▶ _Directions for this task_:
Return the number of lines in which the word "Certification" appears; add nothing else.
── Working data ──
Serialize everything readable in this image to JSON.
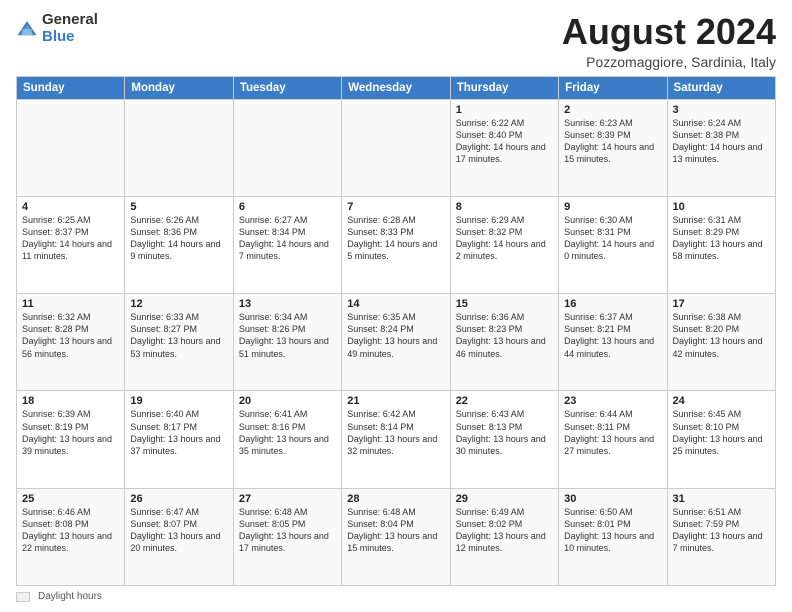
{
  "header": {
    "logo_general": "General",
    "logo_blue": "Blue",
    "month_title": "August 2024",
    "location": "Pozzomaggiore, Sardinia, Italy"
  },
  "footer": {
    "legend_label": "Daylight hours"
  },
  "days_of_week": [
    "Sunday",
    "Monday",
    "Tuesday",
    "Wednesday",
    "Thursday",
    "Friday",
    "Saturday"
  ],
  "weeks": [
    {
      "days": [
        {
          "num": "",
          "info": "",
          "empty": true
        },
        {
          "num": "",
          "info": "",
          "empty": true
        },
        {
          "num": "",
          "info": "",
          "empty": true
        },
        {
          "num": "",
          "info": "",
          "empty": true
        },
        {
          "num": "1",
          "info": "Sunrise: 6:22 AM\nSunset: 8:40 PM\nDaylight: 14 hours and 17 minutes."
        },
        {
          "num": "2",
          "info": "Sunrise: 6:23 AM\nSunset: 8:39 PM\nDaylight: 14 hours and 15 minutes."
        },
        {
          "num": "3",
          "info": "Sunrise: 6:24 AM\nSunset: 8:38 PM\nDaylight: 14 hours and 13 minutes."
        }
      ]
    },
    {
      "days": [
        {
          "num": "4",
          "info": "Sunrise: 6:25 AM\nSunset: 8:37 PM\nDaylight: 14 hours and 11 minutes."
        },
        {
          "num": "5",
          "info": "Sunrise: 6:26 AM\nSunset: 8:36 PM\nDaylight: 14 hours and 9 minutes."
        },
        {
          "num": "6",
          "info": "Sunrise: 6:27 AM\nSunset: 8:34 PM\nDaylight: 14 hours and 7 minutes."
        },
        {
          "num": "7",
          "info": "Sunrise: 6:28 AM\nSunset: 8:33 PM\nDaylight: 14 hours and 5 minutes."
        },
        {
          "num": "8",
          "info": "Sunrise: 6:29 AM\nSunset: 8:32 PM\nDaylight: 14 hours and 2 minutes."
        },
        {
          "num": "9",
          "info": "Sunrise: 6:30 AM\nSunset: 8:31 PM\nDaylight: 14 hours and 0 minutes."
        },
        {
          "num": "10",
          "info": "Sunrise: 6:31 AM\nSunset: 8:29 PM\nDaylight: 13 hours and 58 minutes."
        }
      ]
    },
    {
      "days": [
        {
          "num": "11",
          "info": "Sunrise: 6:32 AM\nSunset: 8:28 PM\nDaylight: 13 hours and 56 minutes."
        },
        {
          "num": "12",
          "info": "Sunrise: 6:33 AM\nSunset: 8:27 PM\nDaylight: 13 hours and 53 minutes."
        },
        {
          "num": "13",
          "info": "Sunrise: 6:34 AM\nSunset: 8:26 PM\nDaylight: 13 hours and 51 minutes."
        },
        {
          "num": "14",
          "info": "Sunrise: 6:35 AM\nSunset: 8:24 PM\nDaylight: 13 hours and 49 minutes."
        },
        {
          "num": "15",
          "info": "Sunrise: 6:36 AM\nSunset: 8:23 PM\nDaylight: 13 hours and 46 minutes."
        },
        {
          "num": "16",
          "info": "Sunrise: 6:37 AM\nSunset: 8:21 PM\nDaylight: 13 hours and 44 minutes."
        },
        {
          "num": "17",
          "info": "Sunrise: 6:38 AM\nSunset: 8:20 PM\nDaylight: 13 hours and 42 minutes."
        }
      ]
    },
    {
      "days": [
        {
          "num": "18",
          "info": "Sunrise: 6:39 AM\nSunset: 8:19 PM\nDaylight: 13 hours and 39 minutes."
        },
        {
          "num": "19",
          "info": "Sunrise: 6:40 AM\nSunset: 8:17 PM\nDaylight: 13 hours and 37 minutes."
        },
        {
          "num": "20",
          "info": "Sunrise: 6:41 AM\nSunset: 8:16 PM\nDaylight: 13 hours and 35 minutes."
        },
        {
          "num": "21",
          "info": "Sunrise: 6:42 AM\nSunset: 8:14 PM\nDaylight: 13 hours and 32 minutes."
        },
        {
          "num": "22",
          "info": "Sunrise: 6:43 AM\nSunset: 8:13 PM\nDaylight: 13 hours and 30 minutes."
        },
        {
          "num": "23",
          "info": "Sunrise: 6:44 AM\nSunset: 8:11 PM\nDaylight: 13 hours and 27 minutes."
        },
        {
          "num": "24",
          "info": "Sunrise: 6:45 AM\nSunset: 8:10 PM\nDaylight: 13 hours and 25 minutes."
        }
      ]
    },
    {
      "days": [
        {
          "num": "25",
          "info": "Sunrise: 6:46 AM\nSunset: 8:08 PM\nDaylight: 13 hours and 22 minutes."
        },
        {
          "num": "26",
          "info": "Sunrise: 6:47 AM\nSunset: 8:07 PM\nDaylight: 13 hours and 20 minutes."
        },
        {
          "num": "27",
          "info": "Sunrise: 6:48 AM\nSunset: 8:05 PM\nDaylight: 13 hours and 17 minutes."
        },
        {
          "num": "28",
          "info": "Sunrise: 6:48 AM\nSunset: 8:04 PM\nDaylight: 13 hours and 15 minutes."
        },
        {
          "num": "29",
          "info": "Sunrise: 6:49 AM\nSunset: 8:02 PM\nDaylight: 13 hours and 12 minutes."
        },
        {
          "num": "30",
          "info": "Sunrise: 6:50 AM\nSunset: 8:01 PM\nDaylight: 13 hours and 10 minutes."
        },
        {
          "num": "31",
          "info": "Sunrise: 6:51 AM\nSunset: 7:59 PM\nDaylight: 13 hours and 7 minutes."
        }
      ]
    }
  ]
}
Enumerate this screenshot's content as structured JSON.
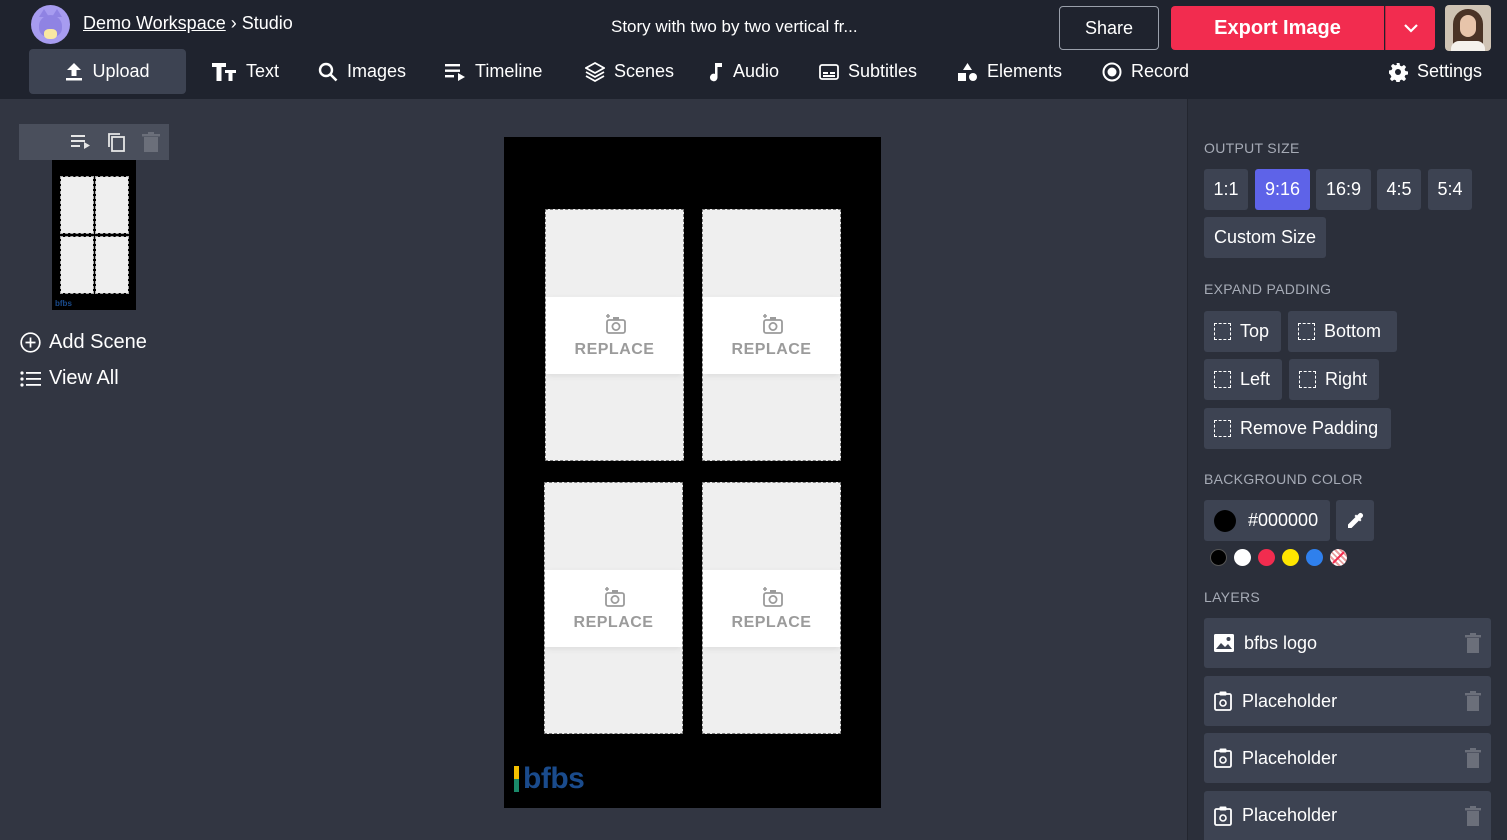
{
  "header": {
    "workspace": "Demo Workspace",
    "separator": "›",
    "section": "Studio",
    "doc_title": "Story with two by two vertical fr...",
    "share_label": "Share",
    "export_label": "Export Image"
  },
  "nav": [
    {
      "label": "Upload",
      "icon": "upload-icon"
    },
    {
      "label": "Text",
      "icon": "text-icon"
    },
    {
      "label": "Images",
      "icon": "search-icon"
    },
    {
      "label": "Timeline",
      "icon": "timeline-icon"
    },
    {
      "label": "Scenes",
      "icon": "layers-icon"
    },
    {
      "label": "Audio",
      "icon": "music-note-icon"
    },
    {
      "label": "Subtitles",
      "icon": "subtitles-icon"
    },
    {
      "label": "Elements",
      "icon": "shapes-icon"
    },
    {
      "label": "Record",
      "icon": "record-icon"
    },
    {
      "label": "Settings",
      "icon": "gear-icon"
    }
  ],
  "scenes": {
    "add_label": "Add Scene",
    "view_all_label": "View All",
    "thumb_logo": "bfbs"
  },
  "canvas": {
    "replace_label": "REPLACE",
    "logo_text": "bfbs",
    "background": "#000000"
  },
  "output_size": {
    "title": "OUTPUT SIZE",
    "options": [
      "1:1",
      "9:16",
      "16:9",
      "4:5",
      "5:4"
    ],
    "selected": "9:16",
    "custom_label": "Custom Size"
  },
  "expand_padding": {
    "title": "EXPAND PADDING",
    "top": "Top",
    "bottom": "Bottom",
    "left": "Left",
    "right": "Right",
    "remove": "Remove Padding"
  },
  "background_color": {
    "title": "BACKGROUND COLOR",
    "value": "#000000",
    "presets": [
      "#000000",
      "#ffffff",
      "#f22c4f",
      "#ffe600",
      "#2f80ed",
      "transparent"
    ]
  },
  "layers": {
    "title": "LAYERS",
    "items": [
      {
        "label": "bfbs logo",
        "icon": "image-icon"
      },
      {
        "label": "Placeholder",
        "icon": "placeholder-icon"
      },
      {
        "label": "Placeholder",
        "icon": "placeholder-icon"
      },
      {
        "label": "Placeholder",
        "icon": "placeholder-icon"
      }
    ]
  },
  "colors": {
    "accent": "#5e63e8",
    "export": "#f22c4f",
    "topbar": "#1f232e",
    "panel": "#2b2f3a"
  }
}
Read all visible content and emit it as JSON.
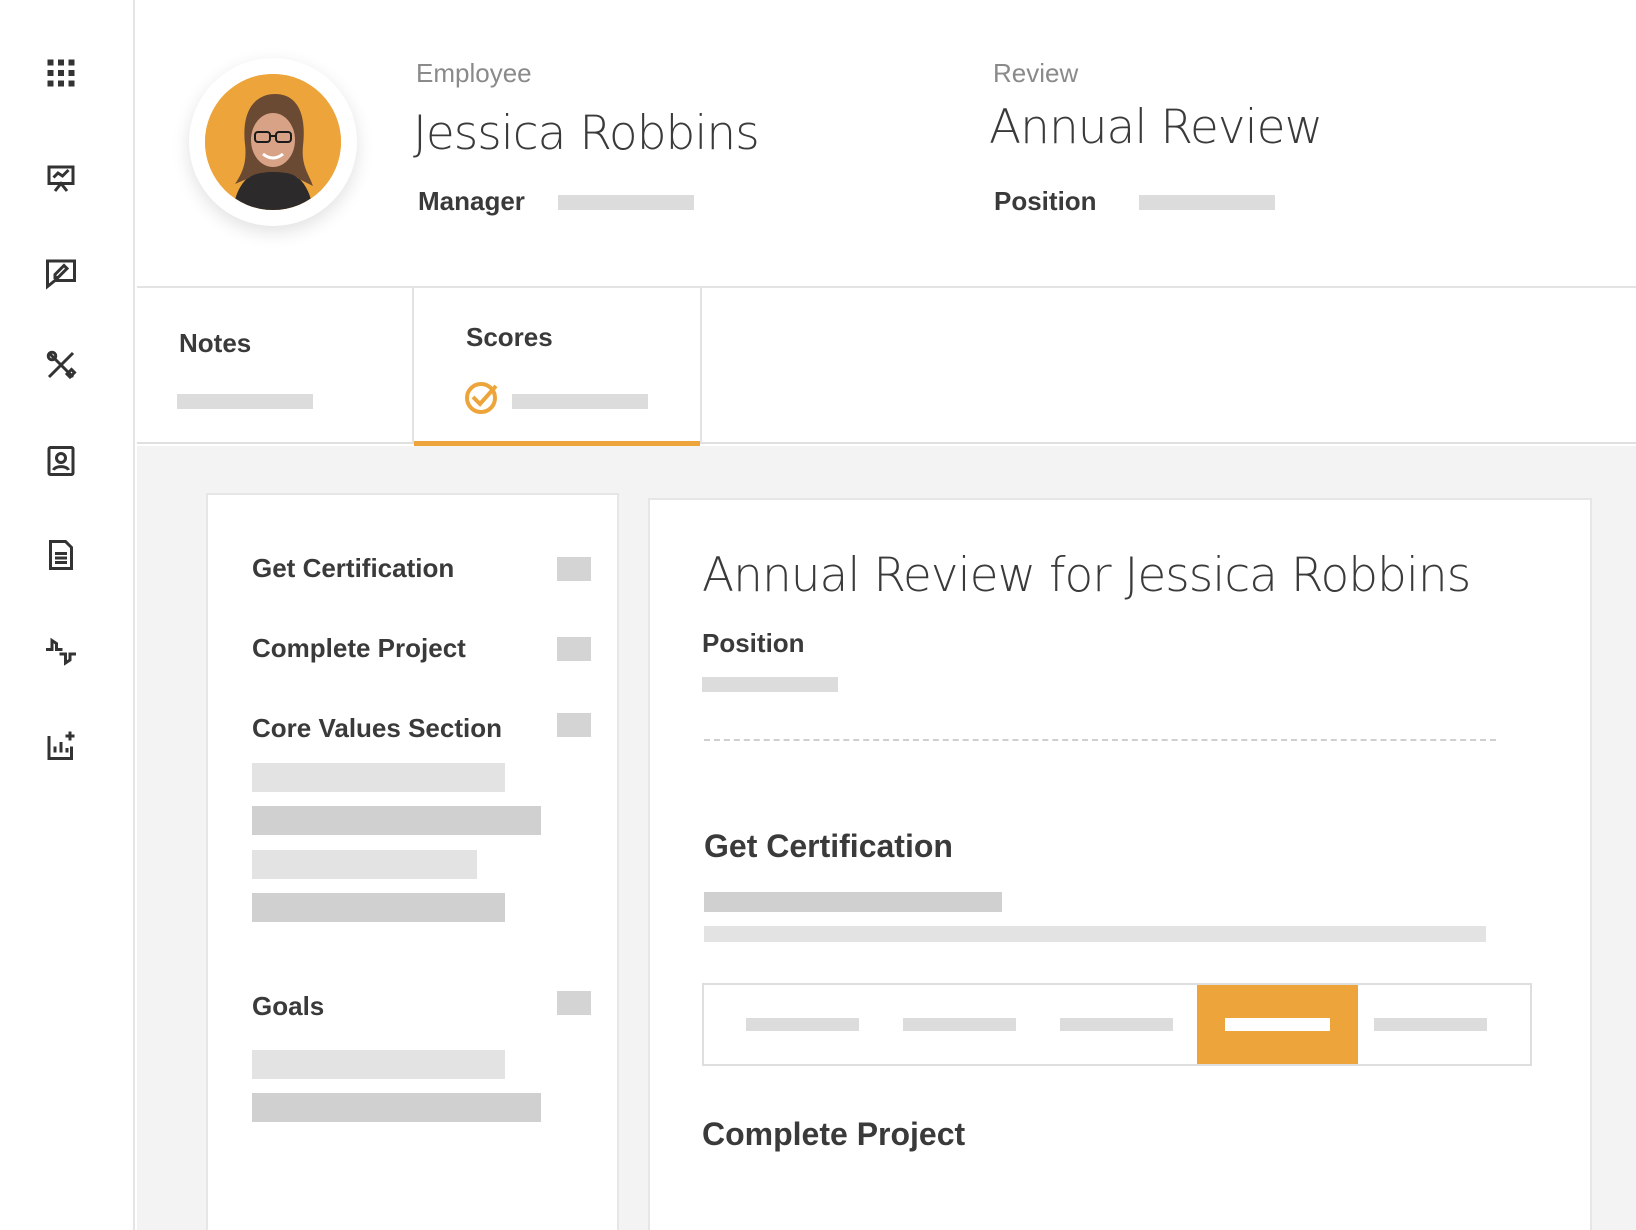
{
  "sidebar": {
    "items": [
      {
        "icon": "apps-grid-icon"
      },
      {
        "icon": "presentation-icon"
      },
      {
        "icon": "feedback-chat-icon"
      },
      {
        "icon": "tools-icon"
      },
      {
        "icon": "profile-card-icon"
      },
      {
        "icon": "document-icon"
      },
      {
        "icon": "thumbs-up-down-icon"
      },
      {
        "icon": "chart-add-icon"
      }
    ]
  },
  "header": {
    "employee_label": "Employee",
    "employee_name": "Jessica Robbins",
    "manager_label": "Manager",
    "review_label": "Review",
    "review_name": "Annual Review",
    "position_label": "Position"
  },
  "tabs": [
    {
      "label": "Notes",
      "active": false
    },
    {
      "label": "Scores",
      "active": true,
      "icon": "check-circle-icon"
    }
  ],
  "left_panel": {
    "items": [
      {
        "label": "Get Certification"
      },
      {
        "label": "Complete Project"
      },
      {
        "label": "Core Values Section"
      },
      {
        "label": "Goals"
      }
    ]
  },
  "main_panel": {
    "title": "Annual Review for Jessica Robbins",
    "position_label": "Position",
    "sections": [
      {
        "title": "Get Certification",
        "rating_options": 5,
        "selected_option": 4
      },
      {
        "title": "Complete Project"
      }
    ]
  },
  "colors": {
    "accent": "#eda43a",
    "placeholder": "#dcdcdc",
    "text": "#3a3a3a"
  }
}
───
▶ _The solution_:
2